• [GIVEN REQUEST]: Each line that holds the word "mutations" counts once; report the total and nothing else.

--- begin DATA IN THIS EXERCISE ---

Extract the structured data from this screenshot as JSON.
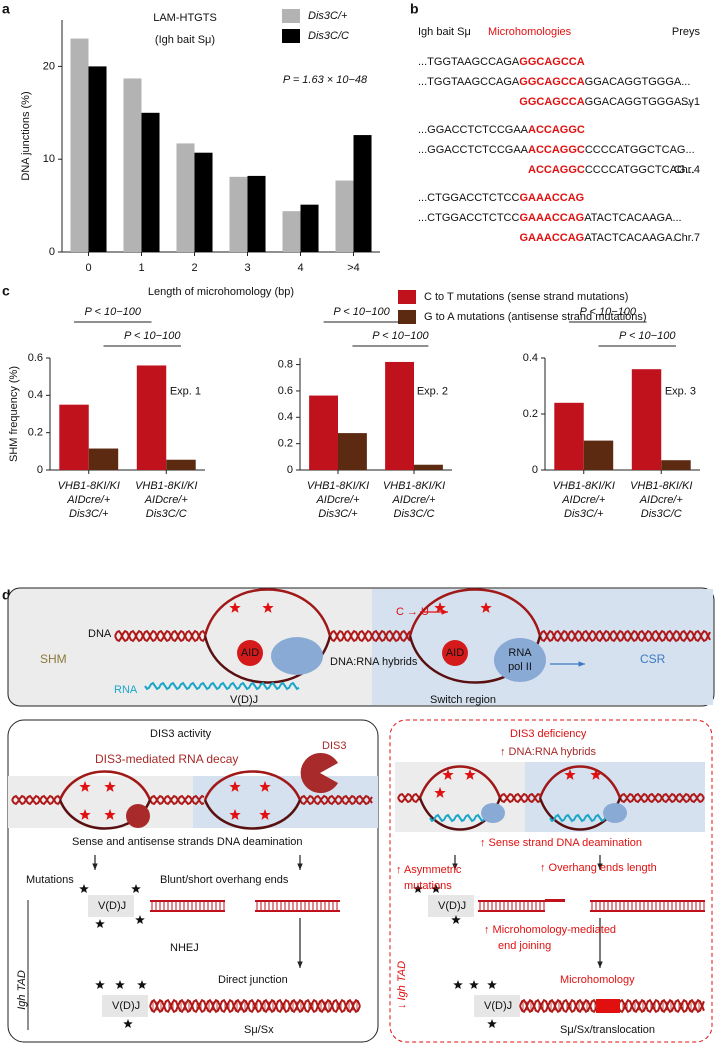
{
  "panel_labels": [
    "a",
    "b",
    "c",
    "d"
  ],
  "chart_data": [
    {
      "type": "bar",
      "annotations": [
        "LAM-HTGTS",
        "(Igh bait Sμ)",
        "P = 1.63 × 10−48"
      ],
      "categories": [
        "0",
        "1",
        "2",
        "3",
        "4",
        ">4"
      ],
      "series": [
        {
          "name": "Dis3C/+",
          "color": "#b3b3b3",
          "values": [
            23,
            18.7,
            11.7,
            8.1,
            4.4,
            7.7
          ]
        },
        {
          "name": "Dis3C/C",
          "color": "#000000",
          "values": [
            20,
            15,
            10.7,
            8.2,
            5.1,
            12.6
          ]
        }
      ],
      "xlabel": "Length of microhomology (bp)",
      "ylabel": "DNA junctions (%)",
      "ylim": [
        0,
        25
      ],
      "yticks": [
        0,
        10,
        20
      ]
    },
    {
      "type": "bar",
      "annotations": [
        "P < 10−100",
        "P < 10−100",
        "Exp. 1"
      ],
      "categories": [
        [
          "VHB1-8KI/KI",
          "AIDcre/+",
          "Dis3C/+"
        ],
        [
          "VHB1-8KI/KI",
          "AIDcre/+",
          "Dis3C/C"
        ]
      ],
      "series": [
        {
          "name": "C to T mutations (sense strand mutations)",
          "color": "#c0121c",
          "values": [
            0.35,
            0.56
          ]
        },
        {
          "name": "G to A mutations (antisense strand mutations)",
          "color": "#5b2a10",
          "values": [
            0.115,
            0.055
          ]
        }
      ],
      "ylabel": "SHM frequency (%)",
      "ylim": [
        0,
        0.6
      ],
      "yticks": [
        0,
        0.2,
        0.4,
        0.6
      ]
    },
    {
      "type": "bar",
      "annotations": [
        "P < 10−100",
        "P < 10−100",
        "Exp. 2"
      ],
      "categories": [
        [
          "VHB1-8KI/KI",
          "AIDcre/+",
          "Dis3C/+"
        ],
        [
          "VHB1-8KI/KI",
          "AIDcre/+",
          "Dis3C/C"
        ]
      ],
      "series": [
        {
          "color": "#c0121c",
          "values": [
            0.565,
            0.82
          ]
        },
        {
          "color": "#5b2a10",
          "values": [
            0.28,
            0.04
          ]
        }
      ],
      "ylim": [
        0,
        0.85
      ],
      "yticks": [
        0,
        0.2,
        0.4,
        0.6,
        0.8
      ]
    },
    {
      "type": "bar",
      "annotations": [
        "P < 10−100",
        "P < 10−100",
        "Exp. 3"
      ],
      "categories": [
        [
          "VHB1-8KI/KI",
          "AIDcre/+",
          "Dis3C/+"
        ],
        [
          "VHB1-8KI/KI",
          "AIDcre/+",
          "Dis3C/C"
        ]
      ],
      "series": [
        {
          "color": "#c0121c",
          "values": [
            0.24,
            0.36
          ]
        },
        {
          "color": "#5b2a10",
          "values": [
            0.105,
            0.035
          ]
        }
      ],
      "ylim": [
        0,
        0.4
      ],
      "yticks": [
        0,
        0.2,
        0.4
      ]
    }
  ],
  "sequences": {
    "headers": [
      "Igh bait Sμ",
      "Microhomologies",
      "Preys"
    ],
    "groups": [
      {
        "prey": "Sγ1",
        "lines": [
          [
            {
              "text": "...TGGTAAGCCAGA"
            },
            {
              "text": "GGCAGCCA",
              "highlight": true
            }
          ],
          [
            {
              "text": "...TGGTAAGCCAGA"
            },
            {
              "text": "GGCAGCCA",
              "highlight": true
            },
            {
              "text": "GGACAGGTGGGA..."
            }
          ],
          [
            {
              "text": "GGCAGCCA",
              "highlight": true
            },
            {
              "text": "GGACAGGTGGGA..."
            }
          ]
        ]
      },
      {
        "prey": "Chr.4",
        "lines": [
          [
            {
              "text": "...GGACCTCTCCGAA"
            },
            {
              "text": "ACCAGGC",
              "highlight": true
            }
          ],
          [
            {
              "text": "...GGACCTCTCCGAA"
            },
            {
              "text": "ACCAGGC",
              "highlight": true
            },
            {
              "text": "CCCCATGGCTCAG..."
            }
          ],
          [
            {
              "text": "ACCAGGC",
              "highlight": true
            },
            {
              "text": "CCCCATGGCTCAG..."
            }
          ]
        ]
      },
      {
        "prey": "Chr.7",
        "lines": [
          [
            {
              "text": "...CTGGACCTCTCC"
            },
            {
              "text": "GAAACCAG",
              "highlight": true
            }
          ],
          [
            {
              "text": "...CTGGACCTCTCC"
            },
            {
              "text": "GAAACCAG",
              "highlight": true
            },
            {
              "text": "ATACTCACAAGA..."
            }
          ],
          [
            {
              "text": "GAAACCAG",
              "highlight": true
            },
            {
              "text": "ATACTCACAAGA..."
            }
          ]
        ]
      }
    ]
  },
  "diagram": {
    "top": {
      "shm": "SHM",
      "csr": "CSR",
      "dna": "DNA",
      "rna": "RNA",
      "aid_1": "AID",
      "aid_2": "AID",
      "hybrids": "DNA:RNA hybrids",
      "pol_1": "RNA",
      "pol_2": "pol II",
      "vdj": "V(D)J",
      "switch": "Switch region",
      "cu": "C → U"
    },
    "left": {
      "title": "DIS3 activity",
      "decay": "DIS3-mediated RNA decay",
      "dis3": "DIS3",
      "deamination": "Sense and antisense strands DNA deamination",
      "mutations": "Mutations",
      "ends": "Blunt/short overhang ends",
      "vdj_1": "V(D)J",
      "nhej": "NHEJ",
      "junction": "Direct junction",
      "vdj_2": "V(D)J",
      "switch": "Sμ/Sx",
      "tad": "Igh TAD"
    },
    "right": {
      "title": "DIS3 deficiency",
      "hybrids": "↑ DNA:RNA hybrids",
      "deamination": "↑ Sense strand DNA deamination",
      "asym_1": "↑ Asymmetric",
      "asym_2": "mutations",
      "ends": "↑ Overhang ends length",
      "vdj_1": "V(D)J",
      "mmej_1": "↑ Microhomology-mediated",
      "mmej_2": "end joining",
      "micro": "Microhomology",
      "vdj_2": "V(D)J",
      "switch": "Sμ/Sx/translocation",
      "tad": "↓ Igh TAD"
    }
  }
}
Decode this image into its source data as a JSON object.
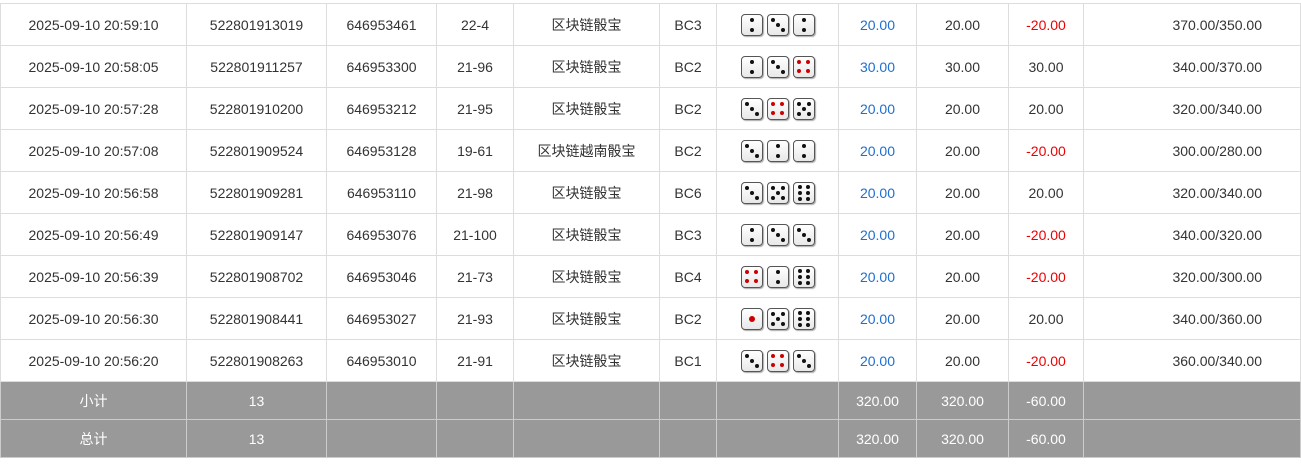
{
  "rows": [
    {
      "time": "2025-09-10 20:59:10",
      "order": "522801913019",
      "issue": "646953461",
      "table": "22-4",
      "game": "区块链骰宝",
      "bet": "BC3",
      "dice": [
        2,
        3,
        2
      ],
      "stake": "20.00",
      "valid": "20.00",
      "win": "-20.00",
      "balance": "370.00/350.00"
    },
    {
      "time": "2025-09-10 20:58:05",
      "order": "522801911257",
      "issue": "646953300",
      "table": "21-96",
      "game": "区块链骰宝",
      "bet": "BC2",
      "dice": [
        2,
        3,
        4
      ],
      "stake": "30.00",
      "valid": "30.00",
      "win": "30.00",
      "balance": "340.00/370.00"
    },
    {
      "time": "2025-09-10 20:57:28",
      "order": "522801910200",
      "issue": "646953212",
      "table": "21-95",
      "game": "区块链骰宝",
      "bet": "BC2",
      "dice": [
        3,
        4,
        5
      ],
      "stake": "20.00",
      "valid": "20.00",
      "win": "20.00",
      "balance": "320.00/340.00"
    },
    {
      "time": "2025-09-10 20:57:08",
      "order": "522801909524",
      "issue": "646953128",
      "table": "19-61",
      "game": "区块链越南骰宝",
      "bet": "BC2",
      "dice": [
        3,
        2,
        2
      ],
      "stake": "20.00",
      "valid": "20.00",
      "win": "-20.00",
      "balance": "300.00/280.00"
    },
    {
      "time": "2025-09-10 20:56:58",
      "order": "522801909281",
      "issue": "646953110",
      "table": "21-98",
      "game": "区块链骰宝",
      "bet": "BC6",
      "dice": [
        3,
        5,
        6
      ],
      "stake": "20.00",
      "valid": "20.00",
      "win": "20.00",
      "balance": "320.00/340.00"
    },
    {
      "time": "2025-09-10 20:56:49",
      "order": "522801909147",
      "issue": "646953076",
      "table": "21-100",
      "game": "区块链骰宝",
      "bet": "BC3",
      "dice": [
        2,
        3,
        3
      ],
      "stake": "20.00",
      "valid": "20.00",
      "win": "-20.00",
      "balance": "340.00/320.00"
    },
    {
      "time": "2025-09-10 20:56:39",
      "order": "522801908702",
      "issue": "646953046",
      "table": "21-73",
      "game": "区块链骰宝",
      "bet": "BC4",
      "dice": [
        4,
        2,
        6
      ],
      "stake": "20.00",
      "valid": "20.00",
      "win": "-20.00",
      "balance": "320.00/300.00"
    },
    {
      "time": "2025-09-10 20:56:30",
      "order": "522801908441",
      "issue": "646953027",
      "table": "21-93",
      "game": "区块链骰宝",
      "bet": "BC2",
      "dice": [
        1,
        5,
        6
      ],
      "stake": "20.00",
      "valid": "20.00",
      "win": "20.00",
      "balance": "340.00/360.00"
    },
    {
      "time": "2025-09-10 20:56:20",
      "order": "522801908263",
      "issue": "646953010",
      "table": "21-91",
      "game": "区块链骰宝",
      "bet": "BC1",
      "dice": [
        3,
        4,
        3
      ],
      "stake": "20.00",
      "valid": "20.00",
      "win": "-20.00",
      "balance": "360.00/340.00"
    }
  ],
  "subtotal": {
    "label": "小计",
    "count": "13",
    "stake": "320.00",
    "valid": "320.00",
    "win": "-60.00"
  },
  "total": {
    "label": "总计",
    "count": "13",
    "stake": "320.00",
    "valid": "320.00",
    "win": "-60.00"
  },
  "colors": {
    "stake": "#1d6fd1",
    "negative": "#e00000",
    "footer": "#999999"
  }
}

--- end DATA IN THIS EXERCISE ---

• [TASK RESPONSE]: 4